**WRITTEN PROBLEM:** Transcribe all records exactly.
START
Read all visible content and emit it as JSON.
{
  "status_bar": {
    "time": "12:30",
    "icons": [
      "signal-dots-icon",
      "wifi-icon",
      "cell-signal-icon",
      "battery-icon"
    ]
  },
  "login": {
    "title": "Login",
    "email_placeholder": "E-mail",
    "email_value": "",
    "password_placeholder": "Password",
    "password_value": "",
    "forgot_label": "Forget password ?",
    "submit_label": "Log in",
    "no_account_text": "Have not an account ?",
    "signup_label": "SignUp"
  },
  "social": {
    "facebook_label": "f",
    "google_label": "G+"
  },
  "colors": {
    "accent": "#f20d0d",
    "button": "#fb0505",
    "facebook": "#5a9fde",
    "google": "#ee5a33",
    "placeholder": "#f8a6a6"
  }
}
END
**SOLVED PROBLEM:**
Read all visible content and emit it as JSON.
{
  "status_bar": {
    "time": "12:30",
    "icons": [
      "signal-dots-icon",
      "wifi-icon",
      "cell-signal-icon",
      "battery-icon"
    ]
  },
  "login": {
    "title": "Login",
    "email_placeholder": "E-mail",
    "email_value": "",
    "password_placeholder": "Password",
    "password_value": "",
    "forgot_label": "Forget password ?",
    "submit_label": "Log in",
    "no_account_text": "Have not an account ?",
    "signup_label": "SignUp"
  },
  "social": {
    "facebook_label": "f",
    "google_label": "G+"
  },
  "colors": {
    "accent": "#f20d0d",
    "button": "#fb0505",
    "facebook": "#5a9fde",
    "google": "#ee5a33",
    "placeholder": "#f8a6a6"
  }
}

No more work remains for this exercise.